===== Source data

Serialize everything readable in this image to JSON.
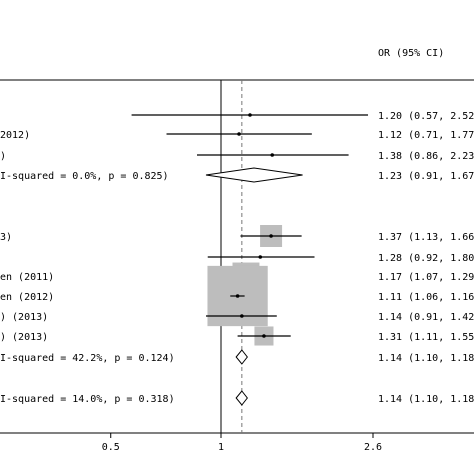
{
  "chart_data": {
    "type": "forest",
    "x_scale": "log",
    "header": {
      "ci_label": "OR (95% CI)"
    },
    "xticks": [
      {
        "value": 0.5,
        "label": "0.5"
      },
      {
        "value": 1,
        "label": "1"
      },
      {
        "value": 2.6,
        "label": "2.6"
      }
    ],
    "reference_line": 1,
    "overall_effect_line": 1.14,
    "studies": [
      {
        "label": "",
        "or": 1.2,
        "lower": 0.57,
        "upper": 2.52,
        "ci_text": "1.20 (0.57, 2.52)",
        "weight": 1
      },
      {
        "label": "2012)",
        "or": 1.12,
        "lower": 0.71,
        "upper": 1.77,
        "ci_text": "1.12 (0.71, 1.77)",
        "weight": 1
      },
      {
        "label": ")",
        "or": 1.38,
        "lower": 0.86,
        "upper": 2.23,
        "ci_text": "1.38 (0.86, 2.23)",
        "weight": 1
      },
      {
        "label": "I-squared = 0.0%, p = 0.825)",
        "or": 1.23,
        "lower": 0.91,
        "upper": 1.67,
        "ci_text": "1.23 (0.91, 1.67)",
        "diamond": true
      },
      {
        "label": "3)",
        "or": 1.37,
        "lower": 1.13,
        "upper": 1.66,
        "ci_text": "1.37 (1.13, 1.66)",
        "weight": 4
      },
      {
        "label": "",
        "or": 1.28,
        "lower": 0.92,
        "upper": 1.8,
        "ci_text": "1.28 (0.92, 1.80)",
        "weight": 1
      },
      {
        "label": "en (2011)",
        "or": 1.17,
        "lower": 1.07,
        "upper": 1.29,
        "ci_text": "1.17 (1.07, 1.29)",
        "weight": 6
      },
      {
        "label": "en (2012)",
        "or": 1.11,
        "lower": 1.06,
        "upper": 1.16,
        "ci_text": "1.11 (1.06, 1.16)",
        "weight": 30
      },
      {
        "label": ") (2013)",
        "or": 1.14,
        "lower": 0.91,
        "upper": 1.42,
        "ci_text": "1.14 (0.91, 1.42)",
        "weight": 1
      },
      {
        "label": ") (2013)",
        "or": 1.31,
        "lower": 1.11,
        "upper": 1.55,
        "ci_text": "1.31 (1.11, 1.55)",
        "weight": 3
      },
      {
        "label": "I-squared = 42.2%, p = 0.124)",
        "or": 1.14,
        "lower": 1.1,
        "upper": 1.18,
        "ci_text": "1.14 (1.10, 1.18)",
        "diamond": true
      },
      {
        "label": "I-squared = 14.0%, p = 0.318)",
        "or": 1.14,
        "lower": 1.1,
        "upper": 1.18,
        "ci_text": "1.14 (1.10, 1.18)",
        "diamond": true
      }
    ]
  }
}
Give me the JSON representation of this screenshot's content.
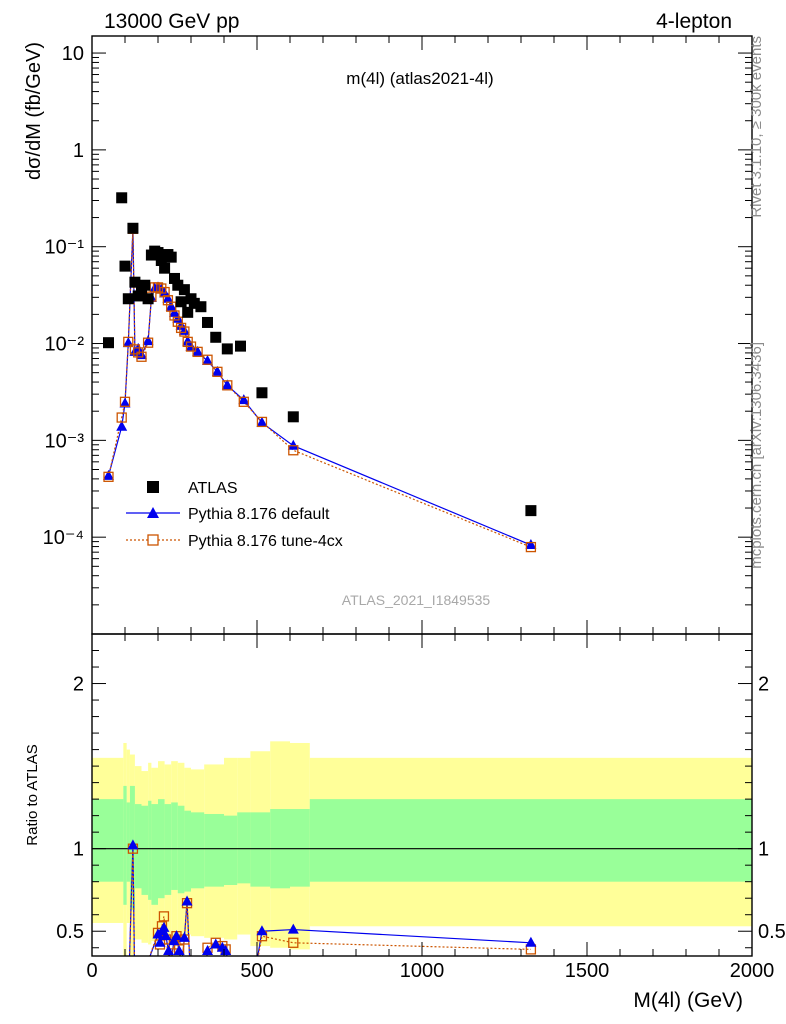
{
  "header": {
    "left": "13000 GeV pp",
    "right": "4-lepton"
  },
  "side_labels": {
    "rivet": "Rivet 3.1.10, ≥ 300k events",
    "mcplots": "mcplots.cern.ch [arXiv:1306.3436]"
  },
  "chart_data": [
    {
      "type": "scatter",
      "title": "m(4l) (atlas2021-4l)",
      "analysis_label": "ATLAS_2021_I1849535",
      "ylabel": "dσ/dM (fb/GeV)",
      "yscale": "log",
      "xlim": [
        0,
        2000
      ],
      "ylim": [
        1e-05,
        15
      ],
      "yticks": [
        {
          "value": 10,
          "label": "10"
        },
        {
          "value": 1,
          "label": "1"
        },
        {
          "value": 0.1,
          "label": "10⁻¹"
        },
        {
          "value": 0.01,
          "label": "10⁻²"
        },
        {
          "value": 0.001,
          "label": "10⁻³"
        },
        {
          "value": 0.0001,
          "label": "10⁻⁴"
        }
      ],
      "legend_position": "bottom-left",
      "series": [
        {
          "name": "ATLAS",
          "color": "#000000",
          "marker": "square-filled",
          "points": [
            [
              50,
              0.0102
            ],
            [
              90,
              0.32
            ],
            [
              100,
              0.063
            ],
            [
              110,
              0.029
            ],
            [
              124,
              0.155
            ],
            [
              130,
              0.043
            ],
            [
              140,
              0.031
            ],
            [
              150,
              0.036
            ],
            [
              160,
              0.04
            ],
            [
              170,
              0.029
            ],
            [
              180,
              0.082
            ],
            [
              190,
              0.09
            ],
            [
              200,
              0.087
            ],
            [
              210,
              0.072
            ],
            [
              220,
              0.06
            ],
            [
              230,
              0.083
            ],
            [
              240,
              0.078
            ],
            [
              250,
              0.047
            ],
            [
              260,
              0.04
            ],
            [
              270,
              0.027
            ],
            [
              280,
              0.036
            ],
            [
              290,
              0.021
            ],
            [
              300,
              0.029
            ],
            [
              310,
              0.026
            ],
            [
              330,
              0.024
            ],
            [
              350,
              0.0165
            ],
            [
              375,
              0.0116
            ],
            [
              410,
              0.0088
            ],
            [
              450,
              0.0094
            ],
            [
              515,
              0.0031
            ],
            [
              610,
              0.00175
            ],
            [
              1330,
              0.000188
            ]
          ]
        },
        {
          "name": "Pythia 8.176 default",
          "color": "#0000ee",
          "marker": "triangle",
          "line": "solid",
          "points": [
            [
              50,
              0.00043
            ],
            [
              90,
              0.00138
            ],
            [
              100,
              0.0024
            ],
            [
              110,
              0.0101
            ],
            [
              124,
              0.152
            ],
            [
              130,
              0.0082
            ],
            [
              140,
              0.0088
            ],
            [
              150,
              0.0076
            ],
            [
              170,
              0.0106
            ],
            [
              180,
              0.0295
            ],
            [
              190,
              0.037
            ],
            [
              200,
              0.038
            ],
            [
              210,
              0.036
            ],
            [
              220,
              0.033
            ],
            [
              230,
              0.029
            ],
            [
              240,
              0.024
            ],
            [
              250,
              0.0207
            ],
            [
              260,
              0.018
            ],
            [
              270,
              0.0152
            ],
            [
              280,
              0.0135
            ],
            [
              290,
              0.0105
            ],
            [
              300,
              0.0092
            ],
            [
              320,
              0.0082
            ],
            [
              350,
              0.0066
            ],
            [
              380,
              0.0051
            ],
            [
              410,
              0.0037
            ],
            [
              460,
              0.0026
            ],
            [
              515,
              0.00152
            ],
            [
              610,
              0.00088
            ],
            [
              1330,
              8.3e-05
            ]
          ]
        },
        {
          "name": "Pythia 8.176 tune-4cx",
          "color": "#cc5500",
          "marker": "square-open",
          "line": "dotted",
          "points": [
            [
              50,
              0.00042
            ],
            [
              90,
              0.00172
            ],
            [
              100,
              0.0025
            ],
            [
              110,
              0.0104
            ],
            [
              124,
              0.153
            ],
            [
              130,
              0.0087
            ],
            [
              140,
              0.0081
            ],
            [
              150,
              0.0073
            ],
            [
              170,
              0.0102
            ],
            [
              180,
              0.0305
            ],
            [
              190,
              0.038
            ],
            [
              200,
              0.038
            ],
            [
              210,
              0.037
            ],
            [
              220,
              0.034
            ],
            [
              230,
              0.028
            ],
            [
              240,
              0.024
            ],
            [
              250,
              0.0195
            ],
            [
              260,
              0.0168
            ],
            [
              270,
              0.0145
            ],
            [
              280,
              0.0133
            ],
            [
              290,
              0.0104
            ],
            [
              300,
              0.0093
            ],
            [
              320,
              0.0082
            ],
            [
              350,
              0.0068
            ],
            [
              380,
              0.0051
            ],
            [
              410,
              0.0037
            ],
            [
              460,
              0.0025
            ],
            [
              515,
              0.00155
            ],
            [
              610,
              0.00079
            ],
            [
              1330,
              7.9e-05
            ]
          ]
        }
      ]
    },
    {
      "type": "line",
      "ylabel": "Ratio to ATLAS",
      "xlabel": "M(4l) (GeV)",
      "xlim": [
        0,
        2000
      ],
      "ylim": [
        0.35,
        2.3
      ],
      "xticks": [
        0,
        500,
        1000,
        1500,
        2000
      ],
      "yticks": [
        0.5,
        1,
        2
      ],
      "reference_line": 1,
      "band_edges": [
        0,
        95,
        105,
        115,
        130,
        150,
        170,
        180,
        200,
        220,
        240,
        260,
        280,
        300,
        340,
        400,
        440,
        480,
        540,
        600,
        660,
        2000
      ],
      "band_inner": {
        "color": "#99ff99",
        "low": [
          0.8,
          0.66,
          0.8,
          0.63,
          0.76,
          0.72,
          0.69,
          0.66,
          0.7,
          0.72,
          0.75,
          0.73,
          0.74,
          0.76,
          0.77,
          0.78,
          0.79,
          0.77,
          0.76,
          0.77,
          0.8
        ],
        "high": [
          1.3,
          1.38,
          1.28,
          1.38,
          1.27,
          1.26,
          1.29,
          1.27,
          1.3,
          1.27,
          1.28,
          1.26,
          1.23,
          1.22,
          1.21,
          1.2,
          1.22,
          1.22,
          1.24,
          1.24,
          1.3
        ]
      },
      "band_outer": {
        "color": "#ffff99",
        "low": [
          0.55,
          0.2,
          0.55,
          0.3,
          0.45,
          0.43,
          0.42,
          0.44,
          0.46,
          0.47,
          0.45,
          0.47,
          0.48,
          0.47,
          0.46,
          0.45,
          0.48,
          0.41,
          0.4,
          0.39,
          0.53
        ],
        "high": [
          1.55,
          1.64,
          1.6,
          1.57,
          1.5,
          1.47,
          1.52,
          1.49,
          1.53,
          1.51,
          1.53,
          1.52,
          1.49,
          1.48,
          1.51,
          1.55,
          1.55,
          1.59,
          1.65,
          1.64,
          1.55
        ]
      },
      "series": [
        {
          "name": "Pythia 8.176 default",
          "color": "#0000ee",
          "marker": "triangle",
          "line": "solid",
          "points": [
            [
              110,
              0.1
            ],
            [
              124,
              1.02
            ],
            [
              130,
              0.1
            ],
            [
              200,
              0.48
            ],
            [
              206,
              0.43
            ],
            [
              212,
              0.5
            ],
            [
              218,
              0.52
            ],
            [
              224,
              0.47
            ],
            [
              232,
              0.38
            ],
            [
              240,
              0.32
            ],
            [
              248,
              0.44
            ],
            [
              256,
              0.47
            ],
            [
              264,
              0.38
            ],
            [
              272,
              0.3
            ],
            [
              280,
              0.46
            ],
            [
              288,
              0.68
            ],
            [
              296,
              0.33
            ],
            [
              305,
              0.3
            ],
            [
              340,
              0.2
            ],
            [
              350,
              0.38
            ],
            [
              375,
              0.42
            ],
            [
              395,
              0.4
            ],
            [
              405,
              0.38
            ],
            [
              430,
              0.2
            ],
            [
              490,
              0.2
            ],
            [
              515,
              0.5
            ],
            [
              610,
              0.51
            ],
            [
              1330,
              0.43
            ]
          ]
        },
        {
          "name": "Pythia 8.176 tune-4cx",
          "color": "#cc5500",
          "marker": "square-open",
          "line": "dotted",
          "points": [
            [
              110,
              0.1
            ],
            [
              124,
              1.0
            ],
            [
              130,
              0.1
            ],
            [
              200,
              0.49
            ],
            [
              206,
              0.42
            ],
            [
              212,
              0.53
            ],
            [
              218,
              0.59
            ],
            [
              224,
              0.45
            ],
            [
              232,
              0.35
            ],
            [
              240,
              0.32
            ],
            [
              248,
              0.42
            ],
            [
              256,
              0.47
            ],
            [
              264,
              0.39
            ],
            [
              272,
              0.32
            ],
            [
              280,
              0.45
            ],
            [
              288,
              0.67
            ],
            [
              296,
              0.33
            ],
            [
              305,
              0.3
            ],
            [
              340,
              0.2
            ],
            [
              350,
              0.4
            ],
            [
              375,
              0.43
            ],
            [
              395,
              0.41
            ],
            [
              405,
              0.39
            ],
            [
              430,
              0.2
            ],
            [
              490,
              0.2
            ],
            [
              515,
              0.47
            ],
            [
              610,
              0.43
            ],
            [
              1330,
              0.39
            ]
          ]
        }
      ]
    }
  ]
}
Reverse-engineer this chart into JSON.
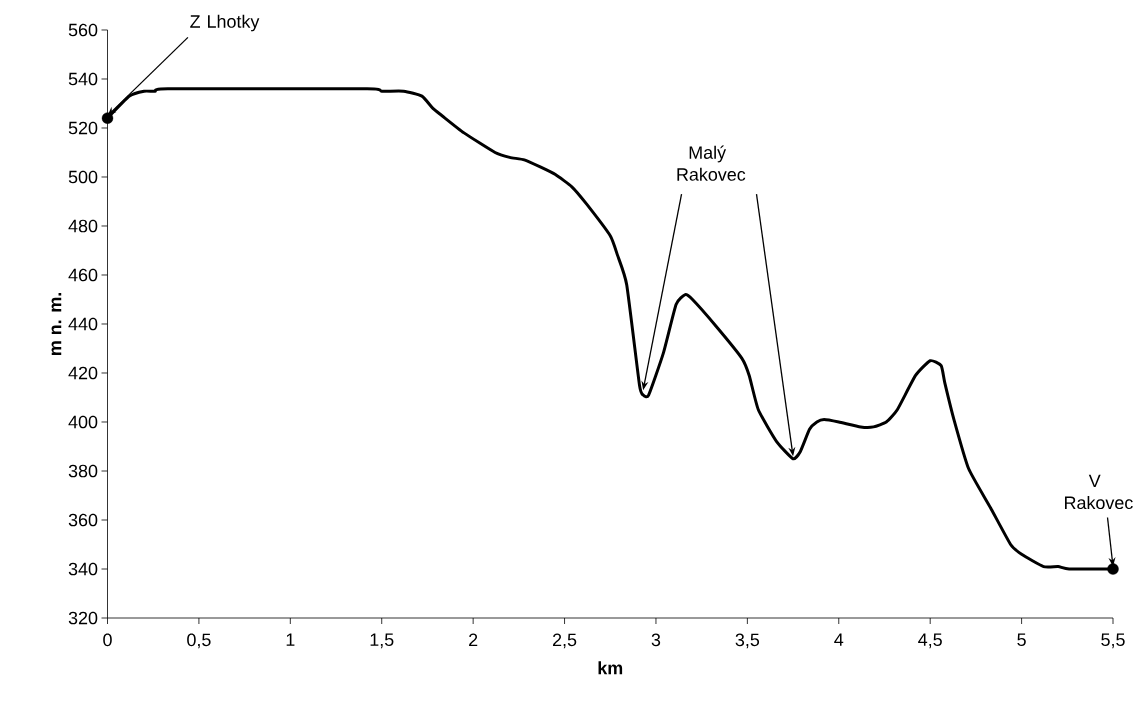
{
  "chart_data": {
    "type": "line",
    "xlabel": "km",
    "ylabel": "m n. m.",
    "xlim": [
      0,
      5.5
    ],
    "ylim": [
      320,
      560
    ],
    "xticks": [
      0,
      {
        "value": 0.5,
        "label": "0,5"
      },
      1,
      {
        "value": 1.5,
        "label": "1,5"
      },
      2,
      {
        "value": 2.5,
        "label": "2,5"
      },
      3,
      {
        "value": 3.5,
        "label": "3,5"
      },
      4,
      {
        "value": 4.5,
        "label": "4,5"
      },
      5,
      {
        "value": 5.5,
        "label": "5,5"
      }
    ],
    "yticks": [
      320,
      340,
      360,
      380,
      400,
      420,
      440,
      460,
      480,
      500,
      520,
      540,
      560
    ],
    "grid": false,
    "series": [
      {
        "color": "#000000",
        "marker": "none",
        "x": [
          0,
          0.12,
          0.2,
          0.26,
          0.33,
          1.42,
          1.5,
          1.62,
          1.72,
          1.78,
          1.83,
          1.95,
          2.12,
          2.2,
          2.28,
          2.37,
          2.45,
          2.54,
          2.62,
          2.75,
          2.79,
          2.84,
          2.91,
          2.93,
          2.96,
          3.04,
          3.11,
          3.16,
          3.2,
          3.33,
          3.47,
          3.51,
          3.56,
          3.66,
          3.75,
          3.79,
          3.84,
          3.88,
          3.92,
          4.0,
          4.12,
          4.19,
          4.26,
          4.32,
          4.42,
          4.5,
          4.56,
          4.58,
          4.63,
          4.71,
          4.83,
          4.94,
          5.0,
          5.12,
          5.2,
          5.26,
          5.5
        ],
        "values": [
          524,
          533,
          535,
          535,
          536,
          536,
          535,
          535,
          533,
          528,
          525,
          518,
          510,
          508,
          507,
          504,
          501,
          496,
          489,
          476,
          468,
          456,
          415,
          411,
          411,
          428,
          448,
          452,
          450,
          439,
          426,
          419,
          405,
          392,
          385,
          388,
          397,
          400,
          401,
          400,
          398,
          398,
          400,
          405,
          419,
          425,
          423,
          416,
          401,
          381,
          365,
          350,
          346,
          341,
          341,
          340,
          340
        ]
      },
      {
        "type": "scatter",
        "color": "#000000",
        "marker": "circle",
        "x": [
          0,
          5.5
        ],
        "values": [
          524,
          340
        ]
      }
    ],
    "annotations": [
      {
        "text": "Z  Lhotky",
        "x": 0,
        "y": 524
      },
      {
        "text": "Malý Rakovec",
        "x": 3.75,
        "y": 385
      },
      {
        "text": "V Rakovec",
        "x": 5.5,
        "y": 340
      }
    ]
  }
}
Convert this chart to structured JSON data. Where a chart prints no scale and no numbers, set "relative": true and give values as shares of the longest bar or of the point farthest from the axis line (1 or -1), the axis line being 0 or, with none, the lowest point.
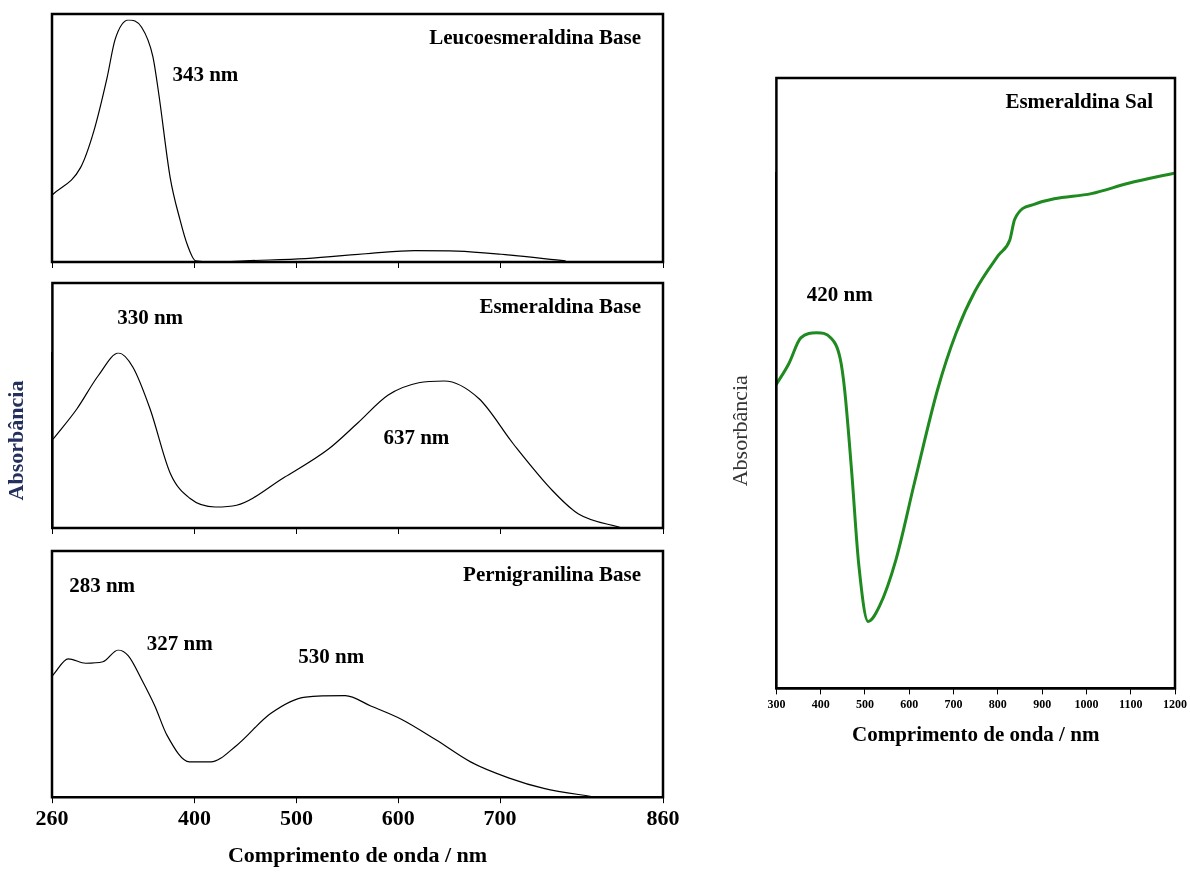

==========

Look above for every line with the word "left" and copy it.

    "left": "13000 GeV pp",
      "legend_position": "bottom-left",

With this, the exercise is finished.